◆ **EXERCISE INPUT**

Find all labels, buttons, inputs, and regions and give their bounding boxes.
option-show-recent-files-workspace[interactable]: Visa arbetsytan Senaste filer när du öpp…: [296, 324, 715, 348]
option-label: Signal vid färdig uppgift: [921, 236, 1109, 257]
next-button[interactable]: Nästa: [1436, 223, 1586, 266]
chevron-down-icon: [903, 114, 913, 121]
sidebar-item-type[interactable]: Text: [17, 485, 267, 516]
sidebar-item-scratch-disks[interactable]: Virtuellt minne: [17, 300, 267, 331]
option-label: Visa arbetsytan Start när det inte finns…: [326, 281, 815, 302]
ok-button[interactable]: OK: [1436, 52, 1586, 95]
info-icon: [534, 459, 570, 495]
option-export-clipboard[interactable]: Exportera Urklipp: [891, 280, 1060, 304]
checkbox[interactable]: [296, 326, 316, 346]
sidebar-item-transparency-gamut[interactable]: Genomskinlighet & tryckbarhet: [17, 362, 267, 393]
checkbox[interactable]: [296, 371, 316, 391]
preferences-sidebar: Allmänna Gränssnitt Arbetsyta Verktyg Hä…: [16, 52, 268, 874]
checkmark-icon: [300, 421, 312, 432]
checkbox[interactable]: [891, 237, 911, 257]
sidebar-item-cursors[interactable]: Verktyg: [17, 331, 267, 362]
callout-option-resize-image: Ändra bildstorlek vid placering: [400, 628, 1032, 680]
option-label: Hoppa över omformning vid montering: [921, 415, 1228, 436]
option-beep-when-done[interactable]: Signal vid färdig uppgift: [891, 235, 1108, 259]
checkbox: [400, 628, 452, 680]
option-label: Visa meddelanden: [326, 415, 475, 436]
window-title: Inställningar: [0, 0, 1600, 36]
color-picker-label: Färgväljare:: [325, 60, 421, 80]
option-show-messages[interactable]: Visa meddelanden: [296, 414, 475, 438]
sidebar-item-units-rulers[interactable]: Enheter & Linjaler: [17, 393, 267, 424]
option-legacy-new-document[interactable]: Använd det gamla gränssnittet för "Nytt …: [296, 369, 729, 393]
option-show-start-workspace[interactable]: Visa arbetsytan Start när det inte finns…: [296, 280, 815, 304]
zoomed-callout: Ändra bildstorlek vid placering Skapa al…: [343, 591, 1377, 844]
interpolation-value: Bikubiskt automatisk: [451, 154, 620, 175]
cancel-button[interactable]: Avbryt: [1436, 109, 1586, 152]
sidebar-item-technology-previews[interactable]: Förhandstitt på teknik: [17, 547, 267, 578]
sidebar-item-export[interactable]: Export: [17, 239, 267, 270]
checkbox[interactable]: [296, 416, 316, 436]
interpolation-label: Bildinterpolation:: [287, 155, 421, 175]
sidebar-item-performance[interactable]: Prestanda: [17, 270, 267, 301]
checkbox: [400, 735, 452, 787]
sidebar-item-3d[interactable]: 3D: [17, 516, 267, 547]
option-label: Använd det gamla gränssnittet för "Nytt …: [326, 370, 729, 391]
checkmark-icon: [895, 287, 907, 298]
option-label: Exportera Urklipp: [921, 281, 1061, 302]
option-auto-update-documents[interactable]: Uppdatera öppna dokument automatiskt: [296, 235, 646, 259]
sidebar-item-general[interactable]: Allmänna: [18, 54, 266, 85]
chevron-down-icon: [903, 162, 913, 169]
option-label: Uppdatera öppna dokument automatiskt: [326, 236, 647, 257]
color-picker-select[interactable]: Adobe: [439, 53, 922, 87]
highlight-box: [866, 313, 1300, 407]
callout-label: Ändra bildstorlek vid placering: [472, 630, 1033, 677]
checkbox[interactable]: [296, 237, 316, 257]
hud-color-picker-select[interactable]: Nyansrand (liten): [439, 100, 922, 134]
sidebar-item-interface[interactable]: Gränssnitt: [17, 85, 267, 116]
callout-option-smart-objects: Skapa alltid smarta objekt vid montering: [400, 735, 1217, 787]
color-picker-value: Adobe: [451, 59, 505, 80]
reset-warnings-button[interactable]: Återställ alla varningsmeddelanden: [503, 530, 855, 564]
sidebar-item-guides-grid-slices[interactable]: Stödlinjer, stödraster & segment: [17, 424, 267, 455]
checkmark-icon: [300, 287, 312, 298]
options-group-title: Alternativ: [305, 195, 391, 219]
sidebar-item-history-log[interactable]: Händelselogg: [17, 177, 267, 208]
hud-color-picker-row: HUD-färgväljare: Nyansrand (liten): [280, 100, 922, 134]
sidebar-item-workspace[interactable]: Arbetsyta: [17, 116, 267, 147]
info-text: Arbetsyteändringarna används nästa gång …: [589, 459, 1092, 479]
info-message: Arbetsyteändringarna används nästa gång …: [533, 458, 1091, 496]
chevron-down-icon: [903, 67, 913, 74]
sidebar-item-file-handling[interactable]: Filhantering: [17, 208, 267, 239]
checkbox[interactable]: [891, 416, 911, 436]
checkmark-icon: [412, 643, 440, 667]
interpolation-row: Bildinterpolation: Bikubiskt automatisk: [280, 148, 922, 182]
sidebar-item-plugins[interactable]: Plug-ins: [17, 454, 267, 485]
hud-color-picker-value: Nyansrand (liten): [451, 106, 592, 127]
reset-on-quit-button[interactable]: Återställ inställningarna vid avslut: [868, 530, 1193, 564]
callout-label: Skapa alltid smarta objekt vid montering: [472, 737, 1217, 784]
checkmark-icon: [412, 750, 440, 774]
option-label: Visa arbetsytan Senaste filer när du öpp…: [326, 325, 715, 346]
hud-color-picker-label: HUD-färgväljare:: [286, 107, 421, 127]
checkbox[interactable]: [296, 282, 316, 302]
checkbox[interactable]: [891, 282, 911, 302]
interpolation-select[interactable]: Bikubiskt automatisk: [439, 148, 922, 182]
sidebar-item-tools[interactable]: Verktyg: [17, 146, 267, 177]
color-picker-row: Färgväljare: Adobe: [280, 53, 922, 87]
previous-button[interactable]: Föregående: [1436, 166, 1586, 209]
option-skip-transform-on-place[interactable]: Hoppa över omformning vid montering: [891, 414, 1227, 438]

◆ **TASK DESCRIPTION**
Line by line, copy the records exactly.

◆ **RESULT OF THE TASK**
Find all labels, buttons, inputs, and regions and give their bounding boxes.
option-show-recent-files-workspace[interactable]: Visa arbetsytan Senaste filer när du öpp…: [296, 324, 715, 348]
option-label: Signal vid färdig uppgift: [921, 236, 1109, 257]
next-button[interactable]: Nästa: [1436, 223, 1586, 266]
chevron-down-icon: [903, 114, 913, 121]
sidebar-item-type[interactable]: Text: [17, 485, 267, 516]
sidebar-item-scratch-disks[interactable]: Virtuellt minne: [17, 300, 267, 331]
option-label: Visa arbetsytan Start när det inte finns…: [326, 281, 815, 302]
ok-button[interactable]: OK: [1436, 52, 1586, 95]
info-icon: [534, 459, 570, 495]
option-export-clipboard[interactable]: Exportera Urklipp: [891, 280, 1060, 304]
checkbox[interactable]: [296, 326, 316, 346]
sidebar-item-transparency-gamut[interactable]: Genomskinlighet & tryckbarhet: [17, 362, 267, 393]
checkbox[interactable]: [296, 371, 316, 391]
preferences-sidebar: Allmänna Gränssnitt Arbetsyta Verktyg Hä…: [16, 52, 268, 874]
checkmark-icon: [300, 421, 312, 432]
checkbox[interactable]: [891, 237, 911, 257]
sidebar-item-cursors[interactable]: Verktyg: [17, 331, 267, 362]
callout-option-resize-image: Ändra bildstorlek vid placering: [400, 628, 1032, 680]
option-label: Hoppa över omformning vid montering: [921, 415, 1228, 436]
option-beep-when-done[interactable]: Signal vid färdig uppgift: [891, 235, 1108, 259]
checkbox: [400, 628, 452, 680]
option-label: Visa meddelanden: [326, 415, 475, 436]
window-title: Inställningar: [0, 0, 1600, 36]
color-picker-label: Färgväljare:: [325, 60, 421, 80]
option-show-messages[interactable]: Visa meddelanden: [296, 414, 475, 438]
sidebar-item-units-rulers[interactable]: Enheter & Linjaler: [17, 393, 267, 424]
option-legacy-new-document[interactable]: Använd det gamla gränssnittet för "Nytt …: [296, 369, 729, 393]
option-show-start-workspace[interactable]: Visa arbetsytan Start när det inte finns…: [296, 280, 815, 304]
zoomed-callout: Ändra bildstorlek vid placering Skapa al…: [343, 591, 1377, 844]
interpolation-value: Bikubiskt automatisk: [451, 154, 620, 175]
cancel-button[interactable]: Avbryt: [1436, 109, 1586, 152]
sidebar-item-technology-previews[interactable]: Förhandstitt på teknik: [17, 547, 267, 578]
sidebar-item-export[interactable]: Export: [17, 239, 267, 270]
checkbox[interactable]: [296, 416, 316, 436]
interpolation-label: Bildinterpolation:: [287, 155, 421, 175]
sidebar-item-performance[interactable]: Prestanda: [17, 270, 267, 301]
checkbox: [400, 735, 452, 787]
sidebar-item-3d[interactable]: 3D: [17, 516, 267, 547]
option-label: Använd det gamla gränssnittet för "Nytt …: [326, 370, 729, 391]
checkmark-icon: [895, 287, 907, 298]
option-label: Exportera Urklipp: [921, 281, 1061, 302]
option-auto-update-documents[interactable]: Uppdatera öppna dokument automatiskt: [296, 235, 646, 259]
sidebar-item-general[interactable]: Allmänna: [18, 54, 266, 85]
chevron-down-icon: [903, 162, 913, 169]
option-label: Uppdatera öppna dokument automatiskt: [326, 236, 647, 257]
color-picker-select[interactable]: Adobe: [439, 53, 922, 87]
highlight-box: [866, 313, 1300, 407]
callout-label: Ändra bildstorlek vid placering: [472, 630, 1033, 677]
checkbox[interactable]: [296, 237, 316, 257]
hud-color-picker-select[interactable]: Nyansrand (liten): [439, 100, 922, 134]
sidebar-item-interface[interactable]: Gränssnitt: [17, 85, 267, 116]
callout-option-smart-objects: Skapa alltid smarta objekt vid montering: [400, 735, 1217, 787]
color-picker-value: Adobe: [451, 59, 505, 80]
reset-warnings-button[interactable]: Återställ alla varningsmeddelanden: [503, 530, 855, 564]
sidebar-item-guides-grid-slices[interactable]: Stödlinjer, stödraster & segment: [17, 424, 267, 455]
checkmark-icon: [300, 287, 312, 298]
options-group-title: Alternativ: [305, 195, 391, 219]
sidebar-item-history-log[interactable]: Händelselogg: [17, 177, 267, 208]
hud-color-picker-row: HUD-färgväljare: Nyansrand (liten): [280, 100, 922, 134]
sidebar-item-workspace[interactable]: Arbetsyta: [17, 116, 267, 147]
info-text: Arbetsyteändringarna används nästa gång …: [589, 459, 1092, 479]
info-message: Arbetsyteändringarna används nästa gång …: [533, 458, 1091, 496]
chevron-down-icon: [903, 67, 913, 74]
sidebar-item-file-handling[interactable]: Filhantering: [17, 208, 267, 239]
checkbox[interactable]: [891, 416, 911, 436]
checkmark-icon: [412, 643, 440, 667]
interpolation-row: Bildinterpolation: Bikubiskt automatisk: [280, 148, 922, 182]
sidebar-item-plugins[interactable]: Plug-ins: [17, 454, 267, 485]
hud-color-picker-value: Nyansrand (liten): [451, 106, 592, 127]
reset-on-quit-button[interactable]: Återställ inställningarna vid avslut: [868, 530, 1193, 564]
callout-label: Skapa alltid smarta objekt vid montering: [472, 737, 1217, 784]
checkmark-icon: [412, 750, 440, 774]
option-label: Visa arbetsytan Senaste filer när du öpp…: [326, 325, 715, 346]
hud-color-picker-label: HUD-färgväljare:: [286, 107, 421, 127]
checkbox[interactable]: [296, 282, 316, 302]
checkbox[interactable]: [891, 282, 911, 302]
interpolation-select[interactable]: Bikubiskt automatisk: [439, 148, 922, 182]
sidebar-item-tools[interactable]: Verktyg: [17, 146, 267, 177]
color-picker-row: Färgväljare: Adobe: [280, 53, 922, 87]
previous-button[interactable]: Föregående: [1436, 166, 1586, 209]
option-skip-transform-on-place[interactable]: Hoppa över omformning vid montering: [891, 414, 1227, 438]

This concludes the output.